Records excerpted from a collection:
** Begin **

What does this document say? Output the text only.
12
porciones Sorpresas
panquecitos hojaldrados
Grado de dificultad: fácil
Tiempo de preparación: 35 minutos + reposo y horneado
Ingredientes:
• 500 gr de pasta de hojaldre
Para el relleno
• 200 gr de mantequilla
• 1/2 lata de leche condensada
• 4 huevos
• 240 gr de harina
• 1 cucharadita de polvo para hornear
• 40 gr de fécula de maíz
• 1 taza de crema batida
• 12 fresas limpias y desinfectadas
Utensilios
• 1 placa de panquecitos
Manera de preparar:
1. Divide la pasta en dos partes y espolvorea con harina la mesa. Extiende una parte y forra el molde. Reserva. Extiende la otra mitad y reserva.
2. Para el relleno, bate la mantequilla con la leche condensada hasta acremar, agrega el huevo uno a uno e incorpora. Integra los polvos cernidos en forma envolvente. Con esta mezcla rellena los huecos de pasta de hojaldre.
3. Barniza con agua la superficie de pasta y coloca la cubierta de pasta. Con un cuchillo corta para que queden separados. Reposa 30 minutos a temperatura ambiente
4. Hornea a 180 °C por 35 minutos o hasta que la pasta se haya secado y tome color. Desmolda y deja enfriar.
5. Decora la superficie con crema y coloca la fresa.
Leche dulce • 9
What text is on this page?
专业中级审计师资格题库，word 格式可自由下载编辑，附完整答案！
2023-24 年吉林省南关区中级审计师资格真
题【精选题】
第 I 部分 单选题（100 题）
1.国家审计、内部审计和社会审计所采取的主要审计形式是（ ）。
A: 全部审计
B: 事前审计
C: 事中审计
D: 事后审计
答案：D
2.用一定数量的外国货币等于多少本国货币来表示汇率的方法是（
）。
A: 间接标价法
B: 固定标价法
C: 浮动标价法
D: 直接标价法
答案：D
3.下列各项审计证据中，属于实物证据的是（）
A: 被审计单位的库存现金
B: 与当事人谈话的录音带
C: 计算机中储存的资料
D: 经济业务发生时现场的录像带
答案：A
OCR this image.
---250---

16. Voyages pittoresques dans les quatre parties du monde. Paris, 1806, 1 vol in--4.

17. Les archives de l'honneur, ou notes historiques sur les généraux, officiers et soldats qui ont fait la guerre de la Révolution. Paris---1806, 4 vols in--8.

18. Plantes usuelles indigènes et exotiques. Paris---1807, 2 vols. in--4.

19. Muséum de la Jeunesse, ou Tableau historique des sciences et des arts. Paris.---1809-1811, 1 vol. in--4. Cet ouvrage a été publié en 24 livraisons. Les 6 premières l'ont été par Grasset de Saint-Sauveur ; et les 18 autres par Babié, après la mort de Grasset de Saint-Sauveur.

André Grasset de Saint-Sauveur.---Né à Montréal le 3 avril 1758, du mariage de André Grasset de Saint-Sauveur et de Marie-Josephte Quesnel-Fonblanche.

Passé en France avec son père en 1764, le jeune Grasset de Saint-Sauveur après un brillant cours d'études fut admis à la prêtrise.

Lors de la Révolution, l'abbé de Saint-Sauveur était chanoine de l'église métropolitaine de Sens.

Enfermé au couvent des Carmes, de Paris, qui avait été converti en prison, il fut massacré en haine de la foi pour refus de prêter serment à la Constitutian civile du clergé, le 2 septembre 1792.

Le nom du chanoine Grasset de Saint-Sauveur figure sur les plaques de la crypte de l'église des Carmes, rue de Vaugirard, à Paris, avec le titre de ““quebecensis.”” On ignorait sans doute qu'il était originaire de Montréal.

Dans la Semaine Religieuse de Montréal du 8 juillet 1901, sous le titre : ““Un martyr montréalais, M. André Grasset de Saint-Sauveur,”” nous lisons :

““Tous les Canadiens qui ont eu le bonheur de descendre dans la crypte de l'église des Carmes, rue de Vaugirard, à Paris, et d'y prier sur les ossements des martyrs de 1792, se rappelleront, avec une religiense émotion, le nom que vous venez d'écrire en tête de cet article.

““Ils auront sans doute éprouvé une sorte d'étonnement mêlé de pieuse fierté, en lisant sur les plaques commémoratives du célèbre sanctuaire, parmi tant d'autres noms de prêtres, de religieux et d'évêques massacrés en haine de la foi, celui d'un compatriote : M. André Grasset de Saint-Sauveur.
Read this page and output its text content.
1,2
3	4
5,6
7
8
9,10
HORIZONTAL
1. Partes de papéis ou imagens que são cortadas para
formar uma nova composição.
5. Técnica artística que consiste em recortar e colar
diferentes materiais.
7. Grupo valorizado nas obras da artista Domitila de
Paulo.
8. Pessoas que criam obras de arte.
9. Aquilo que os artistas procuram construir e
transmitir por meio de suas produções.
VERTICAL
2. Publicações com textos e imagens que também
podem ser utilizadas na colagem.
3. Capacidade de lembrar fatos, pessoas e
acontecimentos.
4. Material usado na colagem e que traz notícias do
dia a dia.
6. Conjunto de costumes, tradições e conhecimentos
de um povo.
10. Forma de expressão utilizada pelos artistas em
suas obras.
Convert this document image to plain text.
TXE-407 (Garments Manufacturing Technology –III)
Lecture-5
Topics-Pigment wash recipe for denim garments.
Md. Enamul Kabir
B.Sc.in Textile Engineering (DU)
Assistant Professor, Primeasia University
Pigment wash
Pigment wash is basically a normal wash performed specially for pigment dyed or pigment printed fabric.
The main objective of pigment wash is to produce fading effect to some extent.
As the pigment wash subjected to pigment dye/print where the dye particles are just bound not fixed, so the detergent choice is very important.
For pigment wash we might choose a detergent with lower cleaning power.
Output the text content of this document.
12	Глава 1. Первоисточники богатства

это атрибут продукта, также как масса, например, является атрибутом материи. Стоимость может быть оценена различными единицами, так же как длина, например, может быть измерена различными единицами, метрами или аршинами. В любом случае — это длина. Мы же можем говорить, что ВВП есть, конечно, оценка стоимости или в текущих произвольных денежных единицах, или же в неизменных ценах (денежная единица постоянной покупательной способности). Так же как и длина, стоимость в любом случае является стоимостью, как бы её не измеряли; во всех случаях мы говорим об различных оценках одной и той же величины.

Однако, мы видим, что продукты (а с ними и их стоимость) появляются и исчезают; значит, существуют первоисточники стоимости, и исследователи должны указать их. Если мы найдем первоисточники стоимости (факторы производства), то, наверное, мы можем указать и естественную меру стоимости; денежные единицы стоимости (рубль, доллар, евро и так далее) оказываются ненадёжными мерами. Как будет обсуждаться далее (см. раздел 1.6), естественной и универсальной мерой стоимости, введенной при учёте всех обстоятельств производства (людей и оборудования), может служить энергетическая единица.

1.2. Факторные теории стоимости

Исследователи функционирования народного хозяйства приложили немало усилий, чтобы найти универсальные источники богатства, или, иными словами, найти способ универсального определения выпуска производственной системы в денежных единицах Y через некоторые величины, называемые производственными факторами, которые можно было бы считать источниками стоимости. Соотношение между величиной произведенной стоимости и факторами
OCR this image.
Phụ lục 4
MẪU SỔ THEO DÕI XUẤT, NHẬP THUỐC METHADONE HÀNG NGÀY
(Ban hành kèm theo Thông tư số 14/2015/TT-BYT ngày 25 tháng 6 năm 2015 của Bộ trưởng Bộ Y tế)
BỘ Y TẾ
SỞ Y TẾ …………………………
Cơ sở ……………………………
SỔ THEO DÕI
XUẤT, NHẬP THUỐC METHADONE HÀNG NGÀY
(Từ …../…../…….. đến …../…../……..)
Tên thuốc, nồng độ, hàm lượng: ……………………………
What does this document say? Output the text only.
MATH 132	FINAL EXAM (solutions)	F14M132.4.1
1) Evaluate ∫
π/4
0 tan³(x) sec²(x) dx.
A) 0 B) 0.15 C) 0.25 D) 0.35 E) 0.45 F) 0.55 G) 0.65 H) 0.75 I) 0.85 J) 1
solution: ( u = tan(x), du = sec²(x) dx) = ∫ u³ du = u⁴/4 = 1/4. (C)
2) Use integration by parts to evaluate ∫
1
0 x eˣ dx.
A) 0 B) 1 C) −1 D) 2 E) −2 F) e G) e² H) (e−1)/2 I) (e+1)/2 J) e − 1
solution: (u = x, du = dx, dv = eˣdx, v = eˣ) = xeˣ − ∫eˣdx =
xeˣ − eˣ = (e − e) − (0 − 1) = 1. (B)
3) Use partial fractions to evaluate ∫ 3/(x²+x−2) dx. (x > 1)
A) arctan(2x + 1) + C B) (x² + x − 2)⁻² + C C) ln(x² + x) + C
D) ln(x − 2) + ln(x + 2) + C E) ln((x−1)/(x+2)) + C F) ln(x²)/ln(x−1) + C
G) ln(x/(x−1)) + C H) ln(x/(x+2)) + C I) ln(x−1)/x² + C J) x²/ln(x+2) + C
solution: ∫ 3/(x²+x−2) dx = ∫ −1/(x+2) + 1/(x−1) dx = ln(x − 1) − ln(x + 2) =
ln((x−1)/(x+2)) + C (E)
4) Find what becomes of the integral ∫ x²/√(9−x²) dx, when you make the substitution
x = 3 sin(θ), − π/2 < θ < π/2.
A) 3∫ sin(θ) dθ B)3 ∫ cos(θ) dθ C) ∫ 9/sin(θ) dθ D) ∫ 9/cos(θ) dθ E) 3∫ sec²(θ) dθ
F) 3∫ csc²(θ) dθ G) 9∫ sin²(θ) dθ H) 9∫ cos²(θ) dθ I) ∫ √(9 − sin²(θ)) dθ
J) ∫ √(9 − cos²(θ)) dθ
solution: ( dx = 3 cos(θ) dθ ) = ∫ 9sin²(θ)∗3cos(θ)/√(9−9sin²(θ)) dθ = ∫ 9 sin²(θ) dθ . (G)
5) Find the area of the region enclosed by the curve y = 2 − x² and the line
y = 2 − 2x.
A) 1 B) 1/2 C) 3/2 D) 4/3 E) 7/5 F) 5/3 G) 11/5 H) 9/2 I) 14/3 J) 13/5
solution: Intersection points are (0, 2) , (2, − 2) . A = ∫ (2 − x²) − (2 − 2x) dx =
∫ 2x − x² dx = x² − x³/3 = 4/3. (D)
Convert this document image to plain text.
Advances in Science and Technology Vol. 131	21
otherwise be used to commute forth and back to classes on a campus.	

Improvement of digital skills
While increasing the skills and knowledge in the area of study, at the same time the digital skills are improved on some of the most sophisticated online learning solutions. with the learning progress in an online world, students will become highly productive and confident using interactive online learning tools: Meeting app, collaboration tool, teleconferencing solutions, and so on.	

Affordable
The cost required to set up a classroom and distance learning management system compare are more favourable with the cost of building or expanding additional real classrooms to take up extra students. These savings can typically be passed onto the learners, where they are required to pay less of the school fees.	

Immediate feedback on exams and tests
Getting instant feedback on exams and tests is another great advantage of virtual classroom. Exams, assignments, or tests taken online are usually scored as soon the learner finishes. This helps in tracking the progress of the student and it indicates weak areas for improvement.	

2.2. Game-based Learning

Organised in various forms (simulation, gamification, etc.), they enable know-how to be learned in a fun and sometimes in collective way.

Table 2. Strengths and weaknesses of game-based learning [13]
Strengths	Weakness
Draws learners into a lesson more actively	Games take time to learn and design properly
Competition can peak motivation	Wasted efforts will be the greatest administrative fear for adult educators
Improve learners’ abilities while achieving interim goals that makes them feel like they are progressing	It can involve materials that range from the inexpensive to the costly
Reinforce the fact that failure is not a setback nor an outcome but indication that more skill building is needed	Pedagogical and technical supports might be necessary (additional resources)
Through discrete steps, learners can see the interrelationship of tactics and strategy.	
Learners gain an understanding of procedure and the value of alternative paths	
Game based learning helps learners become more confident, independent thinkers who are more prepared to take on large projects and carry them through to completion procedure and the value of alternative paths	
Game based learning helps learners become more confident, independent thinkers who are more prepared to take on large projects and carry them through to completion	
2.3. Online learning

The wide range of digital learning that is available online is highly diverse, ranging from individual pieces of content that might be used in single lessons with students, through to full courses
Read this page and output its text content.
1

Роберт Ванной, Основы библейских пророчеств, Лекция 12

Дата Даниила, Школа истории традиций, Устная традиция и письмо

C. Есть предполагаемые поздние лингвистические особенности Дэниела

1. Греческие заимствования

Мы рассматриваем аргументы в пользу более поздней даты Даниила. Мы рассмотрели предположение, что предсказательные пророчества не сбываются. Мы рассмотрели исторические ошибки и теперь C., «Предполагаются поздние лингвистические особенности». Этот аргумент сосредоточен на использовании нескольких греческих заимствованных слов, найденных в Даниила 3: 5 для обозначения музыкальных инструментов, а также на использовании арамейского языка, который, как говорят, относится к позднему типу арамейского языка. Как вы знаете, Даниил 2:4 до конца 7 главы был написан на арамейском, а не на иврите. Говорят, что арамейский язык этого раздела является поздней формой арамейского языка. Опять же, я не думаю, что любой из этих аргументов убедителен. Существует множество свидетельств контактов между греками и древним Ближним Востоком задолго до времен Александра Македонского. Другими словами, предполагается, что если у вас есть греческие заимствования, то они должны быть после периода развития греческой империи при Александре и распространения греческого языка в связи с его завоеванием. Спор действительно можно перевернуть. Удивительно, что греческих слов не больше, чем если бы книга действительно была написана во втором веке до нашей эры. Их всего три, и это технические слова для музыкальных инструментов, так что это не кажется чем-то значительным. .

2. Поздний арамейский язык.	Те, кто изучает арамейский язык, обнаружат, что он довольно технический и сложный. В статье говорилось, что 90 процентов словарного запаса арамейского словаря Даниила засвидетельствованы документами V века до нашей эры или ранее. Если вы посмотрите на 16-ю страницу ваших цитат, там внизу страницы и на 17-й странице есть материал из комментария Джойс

** End **

Identify the lines of the data that contain the word "panquecitos". Copy each of them.

Solution for this exercise —
panquecitos hojaldrados
• 1 placa de panquecitos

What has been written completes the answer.